**Written request**
Omit images. Retype all entries verbatim.

**Items listed in a dataset**
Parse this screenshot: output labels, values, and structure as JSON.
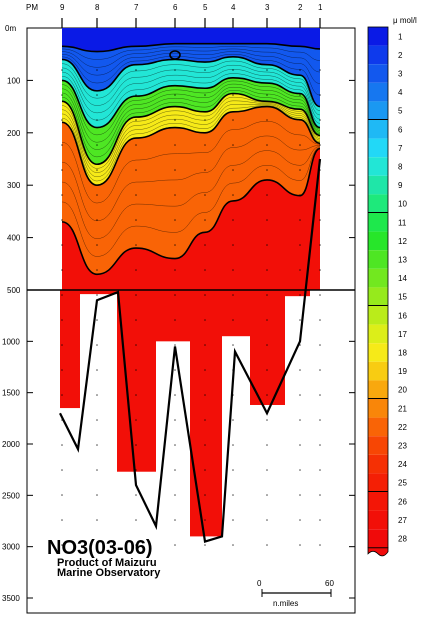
{
  "chart_data": {
    "type": "heatmap",
    "title": "NO3(03-06)",
    "credit": [
      "Product of Maizuru",
      "Marine Observatory"
    ],
    "station_header": "PM",
    "stations": [
      "9",
      "8",
      "7",
      "6",
      "5",
      "4",
      "3",
      "2",
      "1"
    ],
    "depth_ticks_upper": [
      "0m",
      "100",
      "200",
      "300",
      "400",
      "500"
    ],
    "depth_ticks_lower": [
      "1000",
      "1500",
      "2000",
      "2500",
      "3000",
      "3500"
    ],
    "unit_label": "μ mol/l",
    "colorbar_levels": [
      "1",
      "2",
      "3",
      "4",
      "5",
      "6",
      "7",
      "8",
      "9",
      "10",
      "11",
      "12",
      "13",
      "14",
      "15",
      "16",
      "17",
      "18",
      "19",
      "20",
      "21",
      "22",
      "23",
      "24",
      "25",
      "26",
      "27",
      "28"
    ],
    "colorbar_colors": [
      "#0a1ae6",
      "#0e3aec",
      "#1258ee",
      "#1677f0",
      "#1a98f2",
      "#1fb9f5",
      "#22d8f7",
      "#22e6d6",
      "#1fe6a8",
      "#1ee97b",
      "#1ee84c",
      "#27e62a",
      "#4ee623",
      "#72e81f",
      "#96ea1c",
      "#baec1a",
      "#dcee19",
      "#f6ea18",
      "#f8cc12",
      "#f9a80e",
      "#f98609",
      "#f96406",
      "#f74604",
      "#f53004",
      "#f41f05",
      "#f31606",
      "#f20f08",
      "#f00a0a"
    ],
    "colorbar_bold_levels": [
      "5",
      "10",
      "15",
      "20",
      "25"
    ],
    "scale_bar": {
      "start": "0",
      "end": "60",
      "unit": "n.miles"
    },
    "ylim_upper": [
      0,
      500
    ],
    "ylim_lower": [
      500,
      3500
    ],
    "layer_boundaries": {
      "note": "depth (m) of each NO3 contour at stations 9,8,7,6,5,4,3,2,1",
      "levels": [
        1,
        5,
        10,
        15,
        20,
        25
      ],
      "depths": [
        [
          35,
          45,
          35,
          30,
          30,
          30,
          30,
          35,
          40
        ],
        [
          60,
          120,
          70,
          60,
          65,
          55,
          70,
          90,
          150
        ],
        [
          100,
          190,
          130,
          110,
          115,
          95,
          105,
          125,
          190
        ],
        [
          140,
          260,
          170,
          150,
          160,
          125,
          140,
          155,
          205
        ],
        [
          180,
          300,
          210,
          190,
          200,
          160,
          150,
          175,
          220
        ],
        [
          370,
          470,
          420,
          440,
          390,
          330,
          290,
          320,
          230
        ]
      ]
    },
    "bottom_depth": [
      1700,
      2050,
      520,
      2800,
      2950,
      2900,
      1100,
      1700,
      1000,
      600,
      500
    ]
  }
}
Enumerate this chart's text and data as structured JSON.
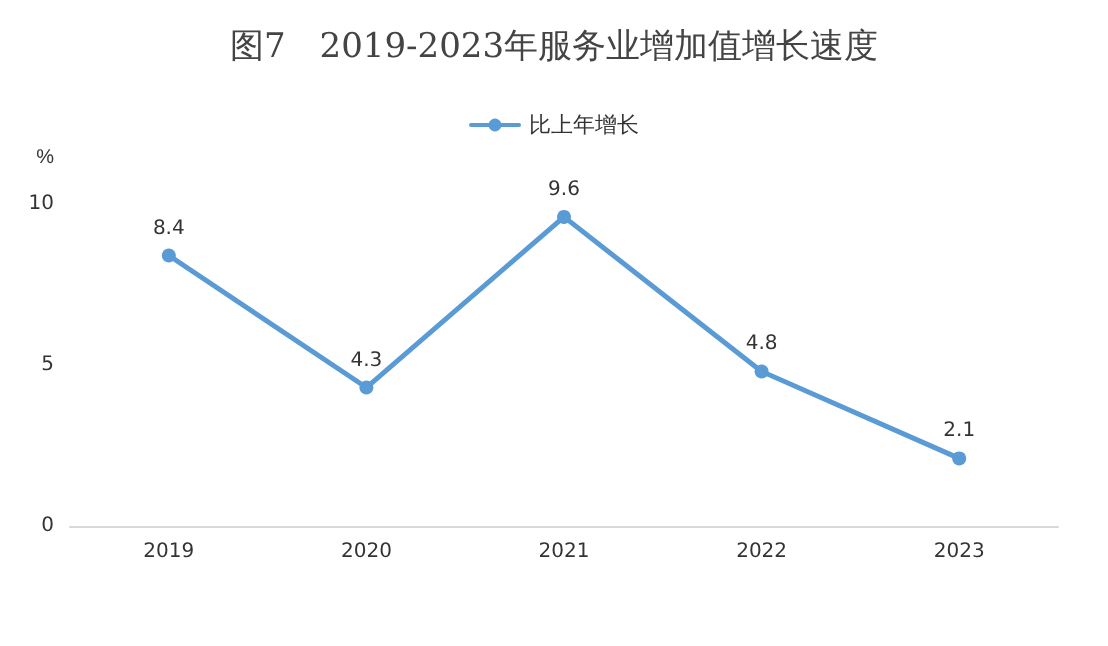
{
  "chart_data": {
    "type": "line",
    "title": "图7　2019-2023年服务业增加值增长速度",
    "ylabel": "%",
    "categories": [
      "2019",
      "2020",
      "2021",
      "2022",
      "2023"
    ],
    "series": [
      {
        "name": "比上年增长",
        "color": "#5b9bd5",
        "values": [
          8.4,
          4.3,
          9.6,
          4.8,
          2.1
        ]
      }
    ],
    "ylim": [
      0,
      10
    ],
    "yticks": [
      0,
      5,
      10
    ],
    "grid": false,
    "legend": "top",
    "marker": "circle",
    "line_style": "solid",
    "data_labels": true
  }
}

**Right answer**
Parse this screenshot: output labels, values, and structure as JSON.
{
  "chart_data": {
    "type": "heatmap",
    "title": "NO3(03-06)",
    "credit": [
      "Product of Maizuru",
      "Marine Observatory"
    ],
    "station_header": "PM",
    "stations": [
      "9",
      "8",
      "7",
      "6",
      "5",
      "4",
      "3",
      "2",
      "1"
    ],
    "depth_ticks_upper": [
      "0m",
      "100",
      "200",
      "300",
      "400",
      "500"
    ],
    "depth_ticks_lower": [
      "1000",
      "1500",
      "2000",
      "2500",
      "3000",
      "3500"
    ],
    "unit_label": "μ mol/l",
    "colorbar_levels": [
      "1",
      "2",
      "3",
      "4",
      "5",
      "6",
      "7",
      "8",
      "9",
      "10",
      "11",
      "12",
      "13",
      "14",
      "15",
      "16",
      "17",
      "18",
      "19",
      "20",
      "21",
      "22",
      "23",
      "24",
      "25",
      "26",
      "27",
      "28"
    ],
    "colorbar_colors": [
      "#0a1ae6",
      "#0e3aec",
      "#1258ee",
      "#1677f0",
      "#1a98f2",
      "#1fb9f5",
      "#22d8f7",
      "#22e6d6",
      "#1fe6a8",
      "#1ee97b",
      "#1ee84c",
      "#27e62a",
      "#4ee623",
      "#72e81f",
      "#96ea1c",
      "#baec1a",
      "#dcee19",
      "#f6ea18",
      "#f8cc12",
      "#f9a80e",
      "#f98609",
      "#f96406",
      "#f74604",
      "#f53004",
      "#f41f05",
      "#f31606",
      "#f20f08",
      "#f00a0a"
    ],
    "colorbar_bold_levels": [
      "5",
      "10",
      "15",
      "20",
      "25"
    ],
    "scale_bar": {
      "start": "0",
      "end": "60",
      "unit": "n.miles"
    },
    "ylim_upper": [
      0,
      500
    ],
    "ylim_lower": [
      500,
      3500
    ],
    "layer_boundaries": {
      "note": "depth (m) of each NO3 contour at stations 9,8,7,6,5,4,3,2,1",
      "levels": [
        1,
        5,
        10,
        15,
        20,
        25
      ],
      "depths": [
        [
          35,
          45,
          35,
          30,
          30,
          30,
          30,
          35,
          40
        ],
        [
          60,
          120,
          70,
          60,
          65,
          55,
          70,
          90,
          150
        ],
        [
          100,
          190,
          130,
          110,
          115,
          95,
          105,
          125,
          190
        ],
        [
          140,
          260,
          170,
          150,
          160,
          125,
          140,
          155,
          205
        ],
        [
          180,
          300,
          210,
          190,
          200,
          160,
          150,
          175,
          220
        ],
        [
          370,
          470,
          420,
          440,
          390,
          330,
          290,
          320,
          230
        ]
      ]
    },
    "bottom_depth": [
      1700,
      2050,
      520,
      2800,
      2950,
      2900,
      1100,
      1700,
      1000,
      600,
      500
    ]
  }
}
Enumerate this chart's text and data as structured JSON.
{
  "chart_data": {
    "type": "line",
    "title": "图7　2019-2023年服务业增加值增长速度",
    "ylabel": "%",
    "categories": [
      "2019",
      "2020",
      "2021",
      "2022",
      "2023"
    ],
    "series": [
      {
        "name": "比上年增长",
        "color": "#5b9bd5",
        "values": [
          8.4,
          4.3,
          9.6,
          4.8,
          2.1
        ]
      }
    ],
    "ylim": [
      0,
      10
    ],
    "yticks": [
      0,
      5,
      10
    ],
    "grid": false,
    "legend": "top",
    "marker": "circle",
    "line_style": "solid",
    "data_labels": true
  }
}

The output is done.